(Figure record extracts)
— BEGIN —

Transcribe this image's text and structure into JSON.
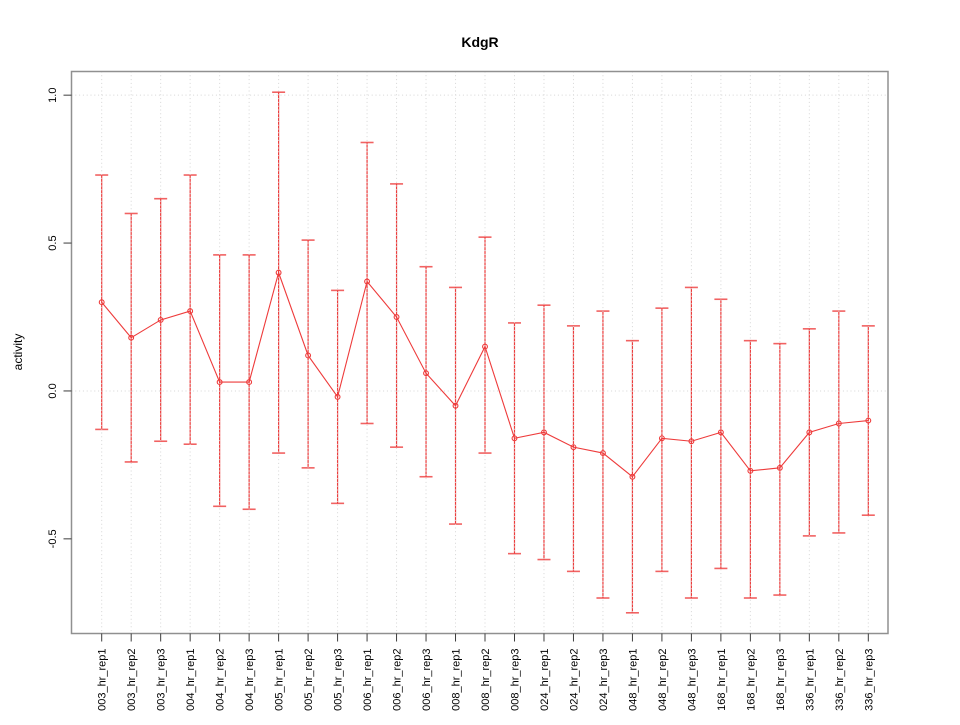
{
  "page": {
    "background": "#ffffff"
  },
  "chart_data": {
    "type": "line",
    "title": "KdgR",
    "xlabel": "",
    "ylabel": "activity",
    "legend": "none",
    "grid": {
      "horizontal_at": [
        0.0,
        1.0
      ],
      "vertical": "every-category",
      "style": "dotted"
    },
    "marker": "open-circle",
    "error_bars": true,
    "ylim": [
      -0.82,
      1.08
    ],
    "yticks": [
      -0.5,
      0.0,
      0.5,
      1.0
    ],
    "ytick_labels": [
      "-0.5",
      "0.0",
      "0.5",
      "1.0"
    ],
    "categories": [
      "003_hr_rep1",
      "003_hr_rep2",
      "003_hr_rep3",
      "004_hr_rep1",
      "004_hr_rep2",
      "004_hr_rep3",
      "005_hr_rep1",
      "005_hr_rep2",
      "005_hr_rep3",
      "006_hr_rep1",
      "006_hr_rep2",
      "006_hr_rep3",
      "008_hr_rep1",
      "008_hr_rep2",
      "008_hr_rep3",
      "024_hr_rep1",
      "024_hr_rep2",
      "024_hr_rep3",
      "048_hr_rep1",
      "048_hr_rep2",
      "048_hr_rep3",
      "168_hr_rep1",
      "168_hr_rep2",
      "168_hr_rep3",
      "336_hr_rep1",
      "336_hr_rep2",
      "336_hr_rep3"
    ],
    "series": [
      {
        "name": "KdgR activity",
        "values": [
          0.3,
          0.18,
          0.24,
          0.27,
          0.03,
          0.03,
          0.4,
          0.12,
          -0.02,
          0.37,
          0.25,
          0.06,
          -0.05,
          0.15,
          -0.16,
          -0.14,
          -0.19,
          -0.21,
          -0.29,
          -0.16,
          -0.17,
          -0.14,
          -0.27,
          -0.26,
          -0.14,
          -0.11,
          -0.1
        ],
        "lower": [
          -0.13,
          -0.24,
          -0.17,
          -0.18,
          -0.39,
          -0.4,
          -0.21,
          -0.26,
          -0.38,
          -0.11,
          -0.19,
          -0.29,
          -0.45,
          -0.21,
          -0.55,
          -0.57,
          -0.61,
          -0.7,
          -0.75,
          -0.61,
          -0.7,
          -0.6,
          -0.7,
          -0.69,
          -0.49,
          -0.48,
          -0.42
        ],
        "upper": [
          0.73,
          0.6,
          0.65,
          0.73,
          0.46,
          0.46,
          1.01,
          0.51,
          0.34,
          0.84,
          0.7,
          0.42,
          0.35,
          0.52,
          0.23,
          0.29,
          0.22,
          0.27,
          0.17,
          0.28,
          0.35,
          0.31,
          0.17,
          0.16,
          0.21,
          0.27,
          0.22
        ]
      }
    ],
    "colors": {
      "series": "#ee3b3b",
      "grid": "#d6d6d6",
      "box": "#909090",
      "tick": "#3c3c3c",
      "text": "#000000"
    }
  }
}
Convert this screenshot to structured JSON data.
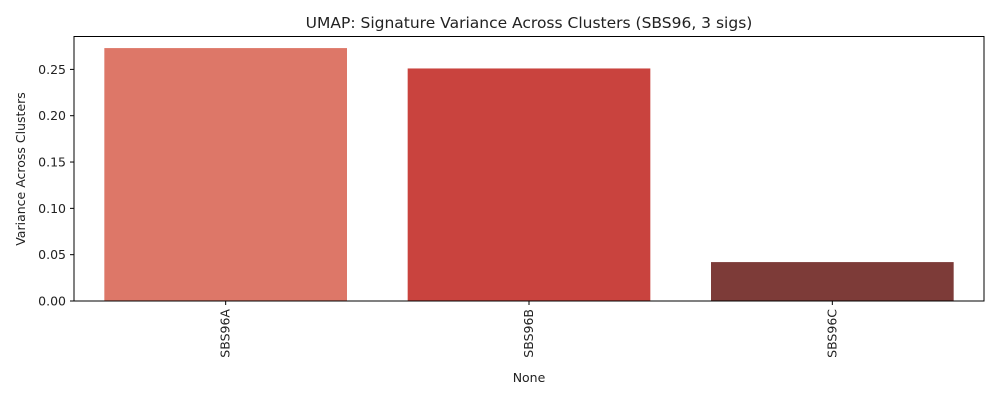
{
  "chart_data": {
    "type": "bar",
    "title": "UMAP: Signature Variance Across Clusters (SBS96, 3 sigs)",
    "xlabel": "None",
    "ylabel": "Variance Across Clusters",
    "categories": [
      "SBS96A",
      "SBS96B",
      "SBS96C"
    ],
    "values": [
      0.273,
      0.251,
      0.042
    ],
    "colors": [
      "#dd7768",
      "#c9433e",
      "#7d3b38"
    ],
    "ylim": [
      0,
      0.2855
    ],
    "yticks": [
      0.0,
      0.05,
      0.1,
      0.15,
      0.2,
      0.25
    ],
    "ytick_labels": [
      "0.00",
      "0.05",
      "0.10",
      "0.15",
      "0.20",
      "0.25"
    ],
    "grid": false,
    "legend": "none"
  }
}
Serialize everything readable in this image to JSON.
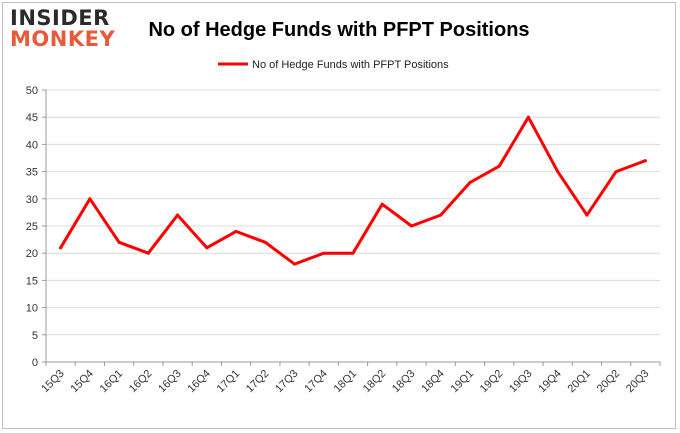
{
  "logo": {
    "line1": "INSIDER",
    "line2": "MONKEY"
  },
  "chart_data": {
    "type": "line",
    "title": "No of Hedge Funds with PFPT Positions",
    "categories": [
      "15Q3",
      "15Q4",
      "16Q1",
      "16Q2",
      "16Q3",
      "16Q4",
      "17Q1",
      "17Q2",
      "17Q3",
      "17Q4",
      "18Q1",
      "18Q2",
      "18Q3",
      "18Q4",
      "19Q1",
      "19Q2",
      "19Q3",
      "19Q4",
      "20Q1",
      "20Q2",
      "20Q3"
    ],
    "series": [
      {
        "name": "No of Hedge Funds with PFPT Positions",
        "color": "#ff0000",
        "values": [
          21,
          30,
          22,
          20,
          27,
          21,
          24,
          22,
          18,
          20,
          20,
          29,
          25,
          27,
          33,
          36,
          45,
          35,
          27,
          35,
          37
        ]
      }
    ],
    "yticks": [
      0,
      5,
      10,
      15,
      20,
      25,
      30,
      35,
      40,
      45,
      50
    ],
    "ylim": [
      0,
      50
    ],
    "grid": true,
    "legend": "top-center"
  }
}
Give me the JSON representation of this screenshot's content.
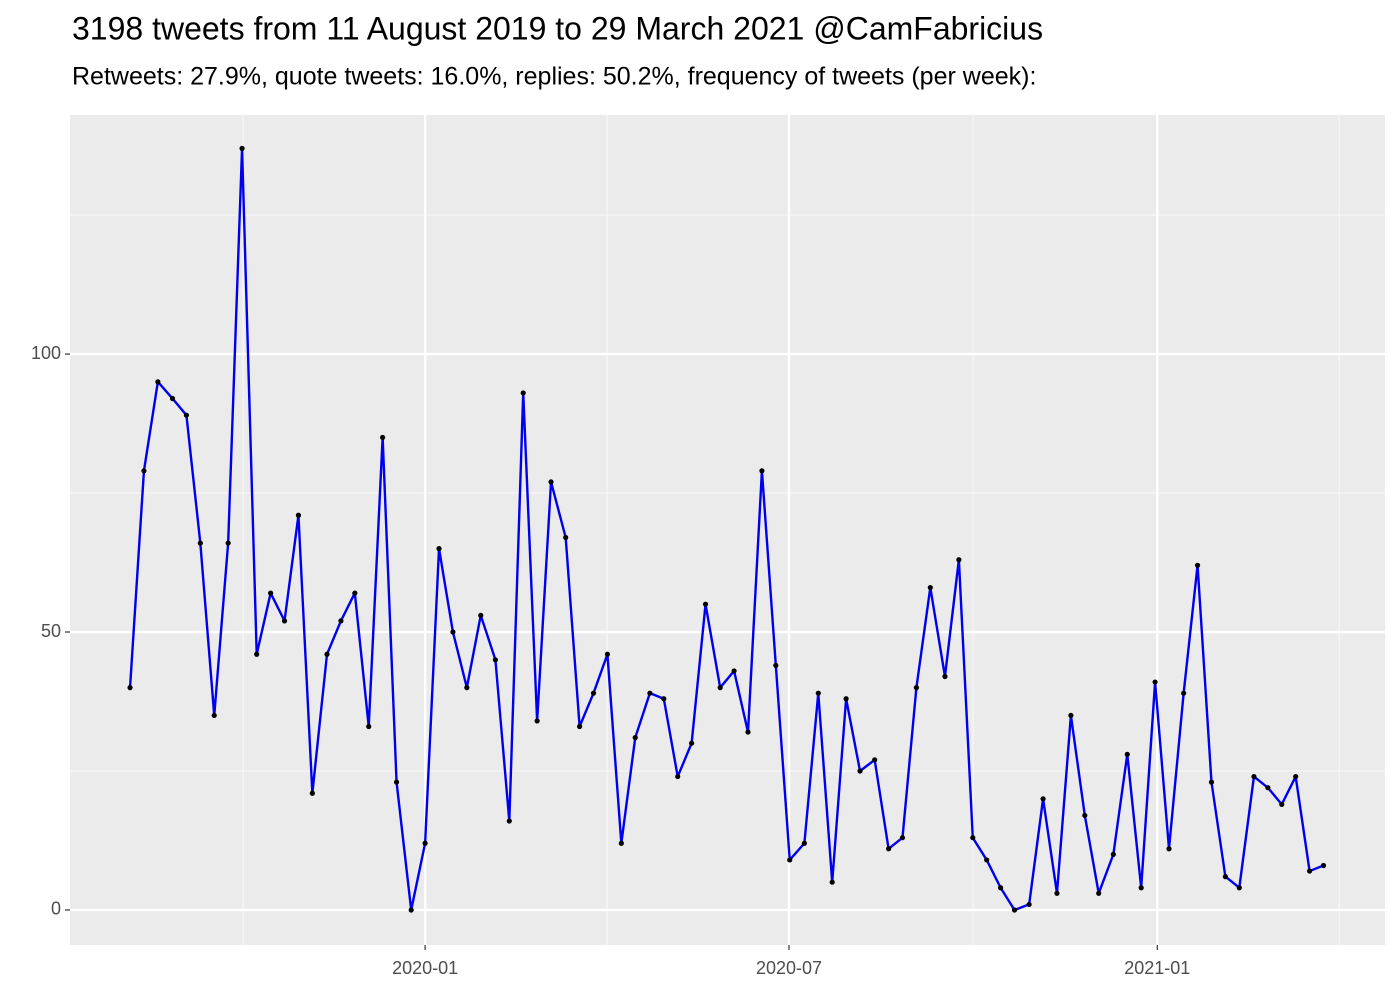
{
  "chart_data": {
    "type": "line",
    "title": "3198 tweets from 11 August 2019 to 29 March 2021 @CamFabricius",
    "subtitle": "Retweets: 27.9%, quote tweets: 16.0%, replies: 50.2%, frequency of tweets (per week):",
    "x": [
      2019.597,
      2019.616,
      2019.635,
      2019.655,
      2019.674,
      2019.693,
      2019.712,
      2019.731,
      2019.75,
      2019.77,
      2019.789,
      2019.808,
      2019.827,
      2019.846,
      2019.866,
      2019.885,
      2019.904,
      2019.923,
      2019.942,
      2019.961,
      2019.981,
      2020.0,
      2020.019,
      2020.038,
      2020.057,
      2020.076,
      2020.096,
      2020.115,
      2020.134,
      2020.153,
      2020.172,
      2020.192,
      2020.211,
      2020.23,
      2020.249,
      2020.268,
      2020.287,
      2020.307,
      2020.326,
      2020.345,
      2020.364,
      2020.383,
      2020.403,
      2020.422,
      2020.441,
      2020.46,
      2020.479,
      2020.498,
      2020.518,
      2020.537,
      2020.556,
      2020.575,
      2020.594,
      2020.614,
      2020.633,
      2020.652,
      2020.671,
      2020.69,
      2020.71,
      2020.729,
      2020.748,
      2020.767,
      2020.786,
      2020.805,
      2020.825,
      2020.844,
      2020.863,
      2020.882,
      2020.901,
      2020.92,
      2020.94,
      2020.959,
      2020.978,
      2020.997,
      2021.016,
      2021.036,
      2021.055,
      2021.074,
      2021.093,
      2021.112,
      2021.132,
      2021.151,
      2021.17,
      2021.189,
      2021.208,
      2021.227
    ],
    "values": [
      40,
      79,
      95,
      92,
      89,
      66,
      35,
      66,
      137,
      46,
      57,
      52,
      71,
      21,
      46,
      52,
      57,
      33,
      85,
      23,
      0,
      12,
      65,
      50,
      40,
      53,
      45,
      16,
      93,
      34,
      77,
      67,
      33,
      39,
      46,
      12,
      31,
      39,
      38,
      24,
      30,
      55,
      40,
      43,
      32,
      79,
      44,
      9,
      12,
      39,
      5,
      38,
      25,
      27,
      11,
      13,
      40,
      58,
      42,
      63,
      13,
      9,
      4,
      0,
      1,
      20,
      3,
      35,
      17,
      3,
      10,
      28,
      4,
      41,
      11,
      39,
      62,
      23,
      6,
      4,
      24,
      22,
      19,
      24,
      7,
      8
    ],
    "color": "#0000ee",
    "point_color": "#000000",
    "xlim": [
      2019.515,
      2021.311
    ],
    "xticks": [
      {
        "value": 2020.0,
        "label": "2020-01"
      },
      {
        "value": 2020.497,
        "label": "2020-07"
      },
      {
        "value": 2021.0,
        "label": "2021-01"
      }
    ],
    "ylim": [
      -6.3,
      143
    ],
    "yticks": [
      0,
      50,
      100
    ],
    "grid": true
  }
}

— END —

■ **TASK DESCRIPTION**:
Copy out every line in the listing where the word "ylabel" appears.

■ **FULL SOLUTION**:
    "ylabel": "activity",
    "ylabel": "Variance Across Clusters",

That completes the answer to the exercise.